PROBLEM STATEMENT: Reproduce the data below in full and exclude every picture.

============================================================

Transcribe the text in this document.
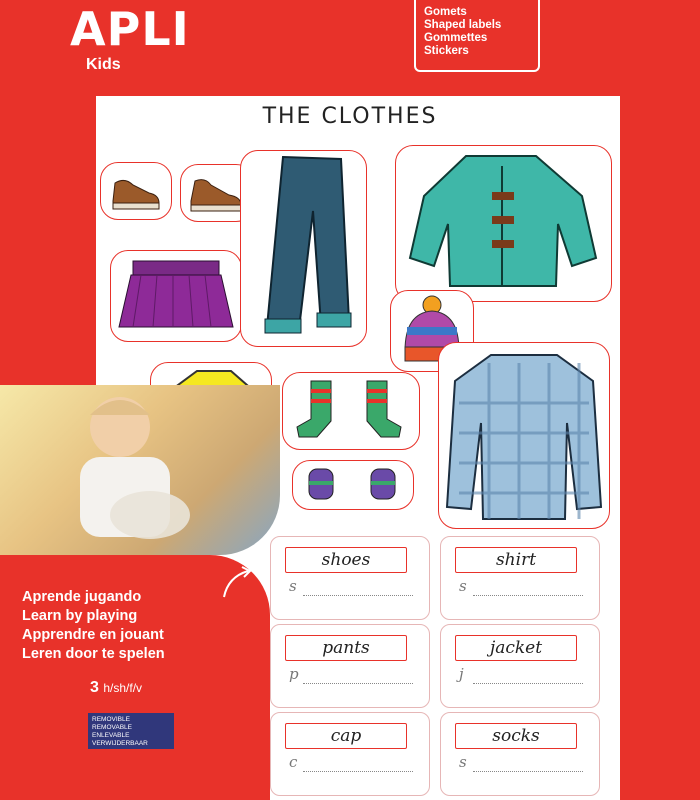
APLI
Kids
Gomets
Shaped labels
Gommettes
Stickers
THE CLOTHES
Aprende jugando
Learn by playing
Apprendre en jouant
Leren door te spelen
3 h/sh/f/v
REMOVIBLE
REMOVABLE
ENLEVABLE
VERWIJDERBAAR
shoes
s
shirt
s
pants
p
jacket
j
cap
c
socks
s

============================================================

RESULT:
Transcribe the text in this document.
APLI
Kids
Gomets
Shaped labels
Gommettes
Stickers
THE CLOTHES
Aprende jugando
Learn by playing
Apprendre en jouant
Leren door te spelen
3 h/sh/f/v
REMOVIBLE
REMOVABLE
ENLEVABLE
VERWIJDERBAAR
shoes
s
shirt
s
pants
p
jacket
j
cap
c
socks
s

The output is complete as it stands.